■ **Directive**: Convert the lines of the entries below into a JSON list of strings, with one string for each line and any blank lines omitted.
## start
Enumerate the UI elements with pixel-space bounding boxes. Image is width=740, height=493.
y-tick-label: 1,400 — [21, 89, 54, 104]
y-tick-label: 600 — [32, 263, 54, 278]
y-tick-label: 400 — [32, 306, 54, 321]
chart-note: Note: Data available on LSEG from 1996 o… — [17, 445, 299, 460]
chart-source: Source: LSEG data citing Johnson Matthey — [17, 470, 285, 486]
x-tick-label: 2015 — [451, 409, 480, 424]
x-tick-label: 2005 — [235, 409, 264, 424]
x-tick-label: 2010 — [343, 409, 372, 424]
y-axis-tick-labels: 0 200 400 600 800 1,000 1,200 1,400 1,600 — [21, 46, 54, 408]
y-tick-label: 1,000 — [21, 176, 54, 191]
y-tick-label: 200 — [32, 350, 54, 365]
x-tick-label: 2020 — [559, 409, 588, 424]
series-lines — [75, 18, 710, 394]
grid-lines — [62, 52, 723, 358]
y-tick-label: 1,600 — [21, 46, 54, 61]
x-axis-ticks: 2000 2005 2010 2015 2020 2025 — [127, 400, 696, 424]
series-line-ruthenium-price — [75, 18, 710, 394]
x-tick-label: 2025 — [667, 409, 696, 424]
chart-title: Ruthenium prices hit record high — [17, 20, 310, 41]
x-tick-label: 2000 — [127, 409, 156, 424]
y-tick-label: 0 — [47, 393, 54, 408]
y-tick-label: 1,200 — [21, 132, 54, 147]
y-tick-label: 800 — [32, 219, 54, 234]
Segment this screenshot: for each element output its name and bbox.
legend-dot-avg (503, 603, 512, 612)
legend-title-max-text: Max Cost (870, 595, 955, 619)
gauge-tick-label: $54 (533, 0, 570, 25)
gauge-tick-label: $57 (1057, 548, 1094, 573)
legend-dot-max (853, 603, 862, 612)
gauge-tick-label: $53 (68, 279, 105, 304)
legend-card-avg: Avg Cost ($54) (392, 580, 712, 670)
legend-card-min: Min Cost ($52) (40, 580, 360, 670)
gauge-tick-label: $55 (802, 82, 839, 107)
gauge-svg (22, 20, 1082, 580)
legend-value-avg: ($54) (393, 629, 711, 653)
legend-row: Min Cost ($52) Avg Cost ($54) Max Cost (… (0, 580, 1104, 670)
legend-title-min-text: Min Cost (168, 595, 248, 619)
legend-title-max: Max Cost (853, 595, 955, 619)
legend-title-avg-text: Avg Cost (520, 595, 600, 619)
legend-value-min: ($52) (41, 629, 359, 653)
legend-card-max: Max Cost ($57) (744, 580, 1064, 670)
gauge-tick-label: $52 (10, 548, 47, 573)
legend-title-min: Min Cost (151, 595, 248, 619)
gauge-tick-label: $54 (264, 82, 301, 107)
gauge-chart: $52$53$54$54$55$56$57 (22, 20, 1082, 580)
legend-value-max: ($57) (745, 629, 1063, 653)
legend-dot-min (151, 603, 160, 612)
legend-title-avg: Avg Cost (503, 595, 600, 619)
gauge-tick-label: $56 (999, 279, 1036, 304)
## end
■ **Output of the exercise**:
[
  "Enumerate the UI elements with pixel-space bounding boxes. Image is width=740, height=493.",
  "y-tick-label: 1,400 — [21, 89, 54, 104]",
  "y-tick-label: 600 — [32, 263, 54, 278]",
  "y-tick-label: 400 — [32, 306, 54, 321]",
  "chart-note: Note: Data available on LSEG from 1996 o… — [17, 445, 299, 460]",
  "chart-source: Source: LSEG data citing Johnson Matthey — [17, 470, 285, 486]",
  "x-tick-label: 2015 — [451, 409, 480, 424]",
  "x-tick-label: 2005 — [235, 409, 264, 424]",
  "x-tick-label: 2010 — [343, 409, 372, 424]",
  "y-axis-tick-labels: 0 200 400 600 800 1,000 1,200 1,400 1,600 — [21, 46, 54, 408]",
  "y-tick-label: 1,000 — [21, 176, 54, 191]",
  "y-tick-label: 200 — [32, 350, 54, 365]",
  "x-tick-label: 2020 — [559, 409, 588, 424]",
  "series-lines — [75, 18, 710, 394]",
  "grid-lines — [62, 52, 723, 358]",
  "y-tick-label: 1,600 — [21, 46, 54, 61]",
  "x-axis-ticks: 2000 2005 2010 2015 2020 2025 — [127, 400, 696, 424]",
  "series-line-ruthenium-price — [75, 18, 710, 394]",
  "x-tick-label: 2025 — [667, 409, 696, 424]",
  "chart-title: Ruthenium prices hit record high — [17, 20, 310, 41]",
  "x-tick-label: 2000 — [127, 409, 156, 424]",
  "y-tick-label: 0 — [47, 393, 54, 408]",
  "y-tick-label: 1,200 — [21, 132, 54, 147]",
  "y-tick-label: 800 — [32, 219, 54, 234]",
  "Segment this screenshot: for each element output its name and bbox.",
  "legend-dot-avg (503, 603, 512, 612)",
  "legend-title-max-text: Max Cost (870, 595, 955, 619)",
  "gauge-tick-label: $54 (533, 0, 570, 25)",
  "gauge-tick-label: $57 (1057, 548, 1094, 573)",
  "legend-dot-max (853, 603, 862, 612)",
  "gauge-tick-label: $53 (68, 279, 105, 304)",
  "legend-card-avg: Avg Cost ($54) (392, 580, 712, 670)",
  "legend-card-min: Min Cost ($52) (40, 580, 360, 670)",
  "gauge-tick-label: $55 (802, 82, 839, 107)",
  "gauge-svg (22, 20, 1082, 580)",
  "legend-value-avg: ($54) (393, 629, 711, 653)",
  "legend-row: Min Cost ($52) Avg Cost ($54) Max Cost (… (0, 580, 1104, 670)",
  "legend-title-min-text: Min Cost (168, 595, 248, 619)",
  "legend-title-max: Max Cost (853, 595, 955, 619)",
  "legend-title-avg-text: Avg Cost (520, 595, 600, 619)",
  "legend-value-min: ($52) (41, 629, 359, 653)",
  "legend-card-max: Max Cost ($57) (744, 580, 1064, 670)",
  "gauge-tick-label: $52 (10, 548, 47, 573)",
  "legend-title-min: Min Cost (151, 595, 248, 619)",
  "gauge-tick-label: $54 (264, 82, 301, 107)",
  "gauge-chart: $52$53$54$54$55$56$57 (22, 20, 1082, 580)",
  "legend-value-max: ($57) (745, 629, 1063, 653)",
  "legend-dot-min (151, 603, 160, 612)",
  "legend-title-avg: Avg Cost (503, 595, 600, 619)",
  "gauge-tick-label: $56 (999, 279, 1036, 304)"
]